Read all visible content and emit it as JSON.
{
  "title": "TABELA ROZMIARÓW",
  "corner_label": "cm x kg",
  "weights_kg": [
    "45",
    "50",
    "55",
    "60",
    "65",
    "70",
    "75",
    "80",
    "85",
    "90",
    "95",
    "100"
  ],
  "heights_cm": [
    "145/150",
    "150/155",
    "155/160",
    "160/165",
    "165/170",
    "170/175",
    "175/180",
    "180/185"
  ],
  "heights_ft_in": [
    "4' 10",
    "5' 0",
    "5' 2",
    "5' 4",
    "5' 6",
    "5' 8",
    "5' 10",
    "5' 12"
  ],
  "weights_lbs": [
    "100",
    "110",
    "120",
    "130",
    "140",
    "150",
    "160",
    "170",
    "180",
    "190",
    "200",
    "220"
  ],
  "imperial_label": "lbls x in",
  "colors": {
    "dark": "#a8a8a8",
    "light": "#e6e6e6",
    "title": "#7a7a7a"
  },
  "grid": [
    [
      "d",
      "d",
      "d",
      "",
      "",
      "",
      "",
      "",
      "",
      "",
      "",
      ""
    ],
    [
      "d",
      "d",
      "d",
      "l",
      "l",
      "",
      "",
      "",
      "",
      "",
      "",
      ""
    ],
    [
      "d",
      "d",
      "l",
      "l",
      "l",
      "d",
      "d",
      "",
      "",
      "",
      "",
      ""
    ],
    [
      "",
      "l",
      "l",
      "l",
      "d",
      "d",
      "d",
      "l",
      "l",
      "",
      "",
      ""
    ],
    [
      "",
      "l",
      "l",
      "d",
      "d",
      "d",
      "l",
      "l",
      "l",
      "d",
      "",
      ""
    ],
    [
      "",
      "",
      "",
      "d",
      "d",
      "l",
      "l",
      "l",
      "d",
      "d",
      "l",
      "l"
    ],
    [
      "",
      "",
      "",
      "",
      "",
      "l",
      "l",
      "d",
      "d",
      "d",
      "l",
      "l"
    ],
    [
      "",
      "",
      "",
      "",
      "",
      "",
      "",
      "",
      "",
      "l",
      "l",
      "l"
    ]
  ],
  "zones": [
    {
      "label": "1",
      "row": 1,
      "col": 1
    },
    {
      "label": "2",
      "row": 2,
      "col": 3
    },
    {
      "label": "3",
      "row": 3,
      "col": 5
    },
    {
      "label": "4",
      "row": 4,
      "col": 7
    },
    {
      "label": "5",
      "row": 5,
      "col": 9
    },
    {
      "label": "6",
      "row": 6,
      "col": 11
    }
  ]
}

**PROMPT:**
Provide only the number of lines in the records containing the string "title".

**FINISHED ANSWER:**
2